▶ WHAT YOU HAVE TO DO
Give the entries again exactly, every one of them.

Figure collection entries:
** begin **
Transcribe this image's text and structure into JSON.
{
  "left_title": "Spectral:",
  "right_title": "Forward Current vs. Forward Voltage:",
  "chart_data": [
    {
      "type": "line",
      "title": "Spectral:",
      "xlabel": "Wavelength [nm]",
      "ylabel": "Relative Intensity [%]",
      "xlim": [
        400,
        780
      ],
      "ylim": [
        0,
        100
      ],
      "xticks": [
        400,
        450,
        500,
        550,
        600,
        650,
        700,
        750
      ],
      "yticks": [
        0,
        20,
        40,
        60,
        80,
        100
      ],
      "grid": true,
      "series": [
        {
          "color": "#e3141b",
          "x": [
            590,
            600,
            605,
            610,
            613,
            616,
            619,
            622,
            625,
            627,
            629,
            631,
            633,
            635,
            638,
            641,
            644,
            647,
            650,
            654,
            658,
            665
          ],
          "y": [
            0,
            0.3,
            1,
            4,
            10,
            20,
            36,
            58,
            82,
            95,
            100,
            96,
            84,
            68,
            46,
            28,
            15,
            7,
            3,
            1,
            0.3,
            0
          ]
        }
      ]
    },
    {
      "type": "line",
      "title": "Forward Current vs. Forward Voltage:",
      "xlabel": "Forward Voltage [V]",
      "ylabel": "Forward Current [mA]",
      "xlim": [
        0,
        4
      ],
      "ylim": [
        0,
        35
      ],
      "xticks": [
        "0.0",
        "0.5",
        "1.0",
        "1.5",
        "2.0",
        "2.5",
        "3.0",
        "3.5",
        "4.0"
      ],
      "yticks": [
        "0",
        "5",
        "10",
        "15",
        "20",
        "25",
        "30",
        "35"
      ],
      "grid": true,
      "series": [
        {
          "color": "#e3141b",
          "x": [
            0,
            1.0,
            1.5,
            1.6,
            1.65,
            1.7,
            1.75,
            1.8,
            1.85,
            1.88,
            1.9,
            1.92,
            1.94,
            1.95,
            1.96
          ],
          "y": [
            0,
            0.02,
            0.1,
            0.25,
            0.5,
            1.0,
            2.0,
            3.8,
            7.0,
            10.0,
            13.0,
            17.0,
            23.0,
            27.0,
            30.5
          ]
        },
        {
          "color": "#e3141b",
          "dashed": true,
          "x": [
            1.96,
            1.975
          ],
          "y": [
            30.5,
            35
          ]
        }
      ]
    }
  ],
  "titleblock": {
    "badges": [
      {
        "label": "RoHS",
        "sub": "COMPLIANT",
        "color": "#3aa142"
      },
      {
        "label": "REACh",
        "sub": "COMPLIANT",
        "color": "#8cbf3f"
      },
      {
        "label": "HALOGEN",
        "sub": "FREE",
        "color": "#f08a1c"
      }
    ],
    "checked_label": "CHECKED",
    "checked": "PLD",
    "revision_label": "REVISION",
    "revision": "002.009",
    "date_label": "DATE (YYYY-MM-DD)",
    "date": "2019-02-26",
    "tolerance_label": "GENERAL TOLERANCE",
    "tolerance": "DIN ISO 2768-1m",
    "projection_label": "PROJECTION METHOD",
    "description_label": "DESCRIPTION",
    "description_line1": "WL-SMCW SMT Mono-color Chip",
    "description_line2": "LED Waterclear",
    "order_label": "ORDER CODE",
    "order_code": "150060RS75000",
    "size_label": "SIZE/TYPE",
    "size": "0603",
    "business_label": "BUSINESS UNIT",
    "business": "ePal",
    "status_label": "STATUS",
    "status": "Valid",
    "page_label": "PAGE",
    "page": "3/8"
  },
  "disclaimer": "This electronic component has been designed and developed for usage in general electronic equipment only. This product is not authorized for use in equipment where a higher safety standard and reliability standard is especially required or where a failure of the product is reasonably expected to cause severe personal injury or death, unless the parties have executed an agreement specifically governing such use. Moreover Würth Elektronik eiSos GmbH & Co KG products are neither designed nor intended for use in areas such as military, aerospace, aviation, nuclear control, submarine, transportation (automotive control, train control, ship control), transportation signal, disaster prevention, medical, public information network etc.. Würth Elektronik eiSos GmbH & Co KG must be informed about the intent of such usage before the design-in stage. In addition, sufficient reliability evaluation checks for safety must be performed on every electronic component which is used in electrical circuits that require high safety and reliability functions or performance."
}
** end **
▶ EXPECTED ANSWER
Transcribe this image's text and structure into JSON.
{
  "left_title": "Spectral:",
  "right_title": "Forward Current vs. Forward Voltage:",
  "chart_data": [
    {
      "type": "line",
      "title": "Spectral:",
      "xlabel": "Wavelength [nm]",
      "ylabel": "Relative Intensity [%]",
      "xlim": [
        400,
        780
      ],
      "ylim": [
        0,
        100
      ],
      "xticks": [
        400,
        450,
        500,
        550,
        600,
        650,
        700,
        750
      ],
      "yticks": [
        0,
        20,
        40,
        60,
        80,
        100
      ],
      "grid": true,
      "series": [
        {
          "color": "#e3141b",
          "x": [
            590,
            600,
            605,
            610,
            613,
            616,
            619,
            622,
            625,
            627,
            629,
            631,
            633,
            635,
            638,
            641,
            644,
            647,
            650,
            654,
            658,
            665
          ],
          "y": [
            0,
            0.3,
            1,
            4,
            10,
            20,
            36,
            58,
            82,
            95,
            100,
            96,
            84,
            68,
            46,
            28,
            15,
            7,
            3,
            1,
            0.3,
            0
          ]
        }
      ]
    },
    {
      "type": "line",
      "title": "Forward Current vs. Forward Voltage:",
      "xlabel": "Forward Voltage [V]",
      "ylabel": "Forward Current [mA]",
      "xlim": [
        0,
        4
      ],
      "ylim": [
        0,
        35
      ],
      "xticks": [
        "0.0",
        "0.5",
        "1.0",
        "1.5",
        "2.0",
        "2.5",
        "3.0",
        "3.5",
        "4.0"
      ],
      "yticks": [
        "0",
        "5",
        "10",
        "15",
        "20",
        "25",
        "30",
        "35"
      ],
      "grid": true,
      "series": [
        {
          "color": "#e3141b",
          "x": [
            0,
            1.0,
            1.5,
            1.6,
            1.65,
            1.7,
            1.75,
            1.8,
            1.85,
            1.88,
            1.9,
            1.92,
            1.94,
            1.95,
            1.96
          ],
          "y": [
            0,
            0.02,
            0.1,
            0.25,
            0.5,
            1.0,
            2.0,
            3.8,
            7.0,
            10.0,
            13.0,
            17.0,
            23.0,
            27.0,
            30.5
          ]
        },
        {
          "color": "#e3141b",
          "dashed": true,
          "x": [
            1.96,
            1.975
          ],
          "y": [
            30.5,
            35
          ]
        }
      ]
    }
  ],
  "titleblock": {
    "badges": [
      {
        "label": "RoHS",
        "sub": "COMPLIANT",
        "color": "#3aa142"
      },
      {
        "label": "REACh",
        "sub": "COMPLIANT",
        "color": "#8cbf3f"
      },
      {
        "label": "HALOGEN",
        "sub": "FREE",
        "color": "#f08a1c"
      }
    ],
    "checked_label": "CHECKED",
    "checked": "PLD",
    "revision_label": "REVISION",
    "revision": "002.009",
    "date_label": "DATE (YYYY-MM-DD)",
    "date": "2019-02-26",
    "tolerance_label": "GENERAL TOLERANCE",
    "tolerance": "DIN ISO 2768-1m",
    "projection_label": "PROJECTION METHOD",
    "description_label": "DESCRIPTION",
    "description_line1": "WL-SMCW SMT Mono-color Chip",
    "description_line2": "LED Waterclear",
    "order_label": "ORDER CODE",
    "order_code": "150060RS75000",
    "size_label": "SIZE/TYPE",
    "size": "0603",
    "business_label": "BUSINESS UNIT",
    "business": "ePal",
    "status_label": "STATUS",
    "status": "Valid",
    "page_label": "PAGE",
    "page": "3/8"
  },
  "disclaimer": "This electronic component has been designed and developed for usage in general electronic equipment only. This product is not authorized for use in equipment where a higher safety standard and reliability standard is especially required or where a failure of the product is reasonably expected to cause severe personal injury or death, unless the parties have executed an agreement specifically governing such use. Moreover Würth Elektronik eiSos GmbH & Co KG products are neither designed nor intended for use in areas such as military, aerospace, aviation, nuclear control, submarine, transportation (automotive control, train control, ship control), transportation signal, disaster prevention, medical, public information network etc.. Würth Elektronik eiSos GmbH & Co KG must be informed about the intent of such usage before the design-in stage. In addition, sufficient reliability evaluation checks for safety must be performed on every electronic component which is used in electrical circuits that require high safety and reliability functions or performance."
}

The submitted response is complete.